Challenge - Provide an exact reproduction of every entry.

Recorded information -
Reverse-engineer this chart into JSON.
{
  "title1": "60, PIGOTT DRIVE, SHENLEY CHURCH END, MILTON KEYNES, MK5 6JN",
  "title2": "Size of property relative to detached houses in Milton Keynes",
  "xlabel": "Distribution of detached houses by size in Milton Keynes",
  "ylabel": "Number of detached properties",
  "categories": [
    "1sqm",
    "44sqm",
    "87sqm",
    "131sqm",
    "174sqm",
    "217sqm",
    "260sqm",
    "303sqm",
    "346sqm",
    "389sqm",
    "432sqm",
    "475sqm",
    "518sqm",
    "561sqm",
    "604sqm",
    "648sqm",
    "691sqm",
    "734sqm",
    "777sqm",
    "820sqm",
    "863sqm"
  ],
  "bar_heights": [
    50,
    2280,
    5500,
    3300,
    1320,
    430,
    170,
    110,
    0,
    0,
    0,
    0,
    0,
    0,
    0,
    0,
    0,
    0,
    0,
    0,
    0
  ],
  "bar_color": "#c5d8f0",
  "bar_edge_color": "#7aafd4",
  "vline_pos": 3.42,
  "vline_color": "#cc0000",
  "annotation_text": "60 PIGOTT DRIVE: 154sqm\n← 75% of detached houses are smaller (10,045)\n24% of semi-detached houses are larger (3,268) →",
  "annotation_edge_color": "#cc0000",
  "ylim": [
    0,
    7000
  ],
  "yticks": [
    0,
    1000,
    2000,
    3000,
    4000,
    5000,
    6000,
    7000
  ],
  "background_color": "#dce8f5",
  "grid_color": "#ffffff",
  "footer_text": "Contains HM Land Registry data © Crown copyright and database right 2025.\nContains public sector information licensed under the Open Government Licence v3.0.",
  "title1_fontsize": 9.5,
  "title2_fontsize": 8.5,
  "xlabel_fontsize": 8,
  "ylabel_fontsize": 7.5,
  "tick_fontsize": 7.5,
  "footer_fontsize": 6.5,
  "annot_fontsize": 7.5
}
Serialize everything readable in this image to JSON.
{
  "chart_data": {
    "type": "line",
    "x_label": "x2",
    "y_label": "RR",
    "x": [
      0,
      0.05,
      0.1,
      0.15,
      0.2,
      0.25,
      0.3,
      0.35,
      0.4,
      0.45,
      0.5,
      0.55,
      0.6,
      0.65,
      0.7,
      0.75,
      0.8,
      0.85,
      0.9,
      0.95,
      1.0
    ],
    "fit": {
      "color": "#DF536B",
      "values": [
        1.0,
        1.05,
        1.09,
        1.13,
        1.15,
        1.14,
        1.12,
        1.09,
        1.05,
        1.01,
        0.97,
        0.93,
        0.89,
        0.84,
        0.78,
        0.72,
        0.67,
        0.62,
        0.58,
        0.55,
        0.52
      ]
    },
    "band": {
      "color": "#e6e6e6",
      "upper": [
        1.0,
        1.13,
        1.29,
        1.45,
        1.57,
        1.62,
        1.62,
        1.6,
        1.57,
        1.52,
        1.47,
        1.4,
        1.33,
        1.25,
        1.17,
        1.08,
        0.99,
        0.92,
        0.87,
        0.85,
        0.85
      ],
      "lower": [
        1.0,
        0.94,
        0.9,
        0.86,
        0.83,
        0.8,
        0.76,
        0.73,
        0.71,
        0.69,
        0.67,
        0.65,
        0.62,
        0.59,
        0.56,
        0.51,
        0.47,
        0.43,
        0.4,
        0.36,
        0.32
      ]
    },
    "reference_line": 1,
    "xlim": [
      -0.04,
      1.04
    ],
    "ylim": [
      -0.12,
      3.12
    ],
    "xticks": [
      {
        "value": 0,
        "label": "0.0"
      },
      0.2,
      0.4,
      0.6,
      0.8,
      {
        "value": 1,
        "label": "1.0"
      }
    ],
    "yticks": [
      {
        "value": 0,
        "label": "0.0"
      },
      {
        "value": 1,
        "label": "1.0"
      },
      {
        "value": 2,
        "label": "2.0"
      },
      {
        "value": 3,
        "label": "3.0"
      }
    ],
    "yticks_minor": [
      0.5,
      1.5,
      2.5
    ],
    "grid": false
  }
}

The solution -
Reverse-engineer this chart into JSON.
{
  "title1": "60, PIGOTT DRIVE, SHENLEY CHURCH END, MILTON KEYNES, MK5 6JN",
  "title2": "Size of property relative to detached houses in Milton Keynes",
  "xlabel": "Distribution of detached houses by size in Milton Keynes",
  "ylabel": "Number of detached properties",
  "categories": [
    "1sqm",
    "44sqm",
    "87sqm",
    "131sqm",
    "174sqm",
    "217sqm",
    "260sqm",
    "303sqm",
    "346sqm",
    "389sqm",
    "432sqm",
    "475sqm",
    "518sqm",
    "561sqm",
    "604sqm",
    "648sqm",
    "691sqm",
    "734sqm",
    "777sqm",
    "820sqm",
    "863sqm"
  ],
  "bar_heights": [
    50,
    2280,
    5500,
    3300,
    1320,
    430,
    170,
    110,
    0,
    0,
    0,
    0,
    0,
    0,
    0,
    0,
    0,
    0,
    0,
    0,
    0
  ],
  "bar_color": "#c5d8f0",
  "bar_edge_color": "#7aafd4",
  "vline_pos": 3.42,
  "vline_color": "#cc0000",
  "annotation_text": "60 PIGOTT DRIVE: 154sqm\n← 75% of detached houses are smaller (10,045)\n24% of semi-detached houses are larger (3,268) →",
  "annotation_edge_color": "#cc0000",
  "ylim": [
    0,
    7000
  ],
  "yticks": [
    0,
    1000,
    2000,
    3000,
    4000,
    5000,
    6000,
    7000
  ],
  "background_color": "#dce8f5",
  "grid_color": "#ffffff",
  "footer_text": "Contains HM Land Registry data © Crown copyright and database right 2025.\nContains public sector information licensed under the Open Government Licence v3.0.",
  "title1_fontsize": 9.5,
  "title2_fontsize": 8.5,
  "xlabel_fontsize": 8,
  "ylabel_fontsize": 7.5,
  "tick_fontsize": 7.5,
  "footer_fontsize": 6.5,
  "annot_fontsize": 7.5
}
Serialize everything readable in this image to JSON.
{
  "chart_data": {
    "type": "line",
    "x_label": "x2",
    "y_label": "RR",
    "x": [
      0,
      0.05,
      0.1,
      0.15,
      0.2,
      0.25,
      0.3,
      0.35,
      0.4,
      0.45,
      0.5,
      0.55,
      0.6,
      0.65,
      0.7,
      0.75,
      0.8,
      0.85,
      0.9,
      0.95,
      1.0
    ],
    "fit": {
      "color": "#DF536B",
      "values": [
        1.0,
        1.05,
        1.09,
        1.13,
        1.15,
        1.14,
        1.12,
        1.09,
        1.05,
        1.01,
        0.97,
        0.93,
        0.89,
        0.84,
        0.78,
        0.72,
        0.67,
        0.62,
        0.58,
        0.55,
        0.52
      ]
    },
    "band": {
      "color": "#e6e6e6",
      "upper": [
        1.0,
        1.13,
        1.29,
        1.45,
        1.57,
        1.62,
        1.62,
        1.6,
        1.57,
        1.52,
        1.47,
        1.4,
        1.33,
        1.25,
        1.17,
        1.08,
        0.99,
        0.92,
        0.87,
        0.85,
        0.85
      ],
      "lower": [
        1.0,
        0.94,
        0.9,
        0.86,
        0.83,
        0.8,
        0.76,
        0.73,
        0.71,
        0.69,
        0.67,
        0.65,
        0.62,
        0.59,
        0.56,
        0.51,
        0.47,
        0.43,
        0.4,
        0.36,
        0.32
      ]
    },
    "reference_line": 1,
    "xlim": [
      -0.04,
      1.04
    ],
    "ylim": [
      -0.12,
      3.12
    ],
    "xticks": [
      {
        "value": 0,
        "label": "0.0"
      },
      0.2,
      0.4,
      0.6,
      0.8,
      {
        "value": 1,
        "label": "1.0"
      }
    ],
    "yticks": [
      {
        "value": 0,
        "label": "0.0"
      },
      {
        "value": 1,
        "label": "1.0"
      },
      {
        "value": 2,
        "label": "2.0"
      },
      {
        "value": 3,
        "label": "3.0"
      }
    ],
    "yticks_minor": [
      0.5,
      1.5,
      2.5
    ],
    "grid": false
  }
}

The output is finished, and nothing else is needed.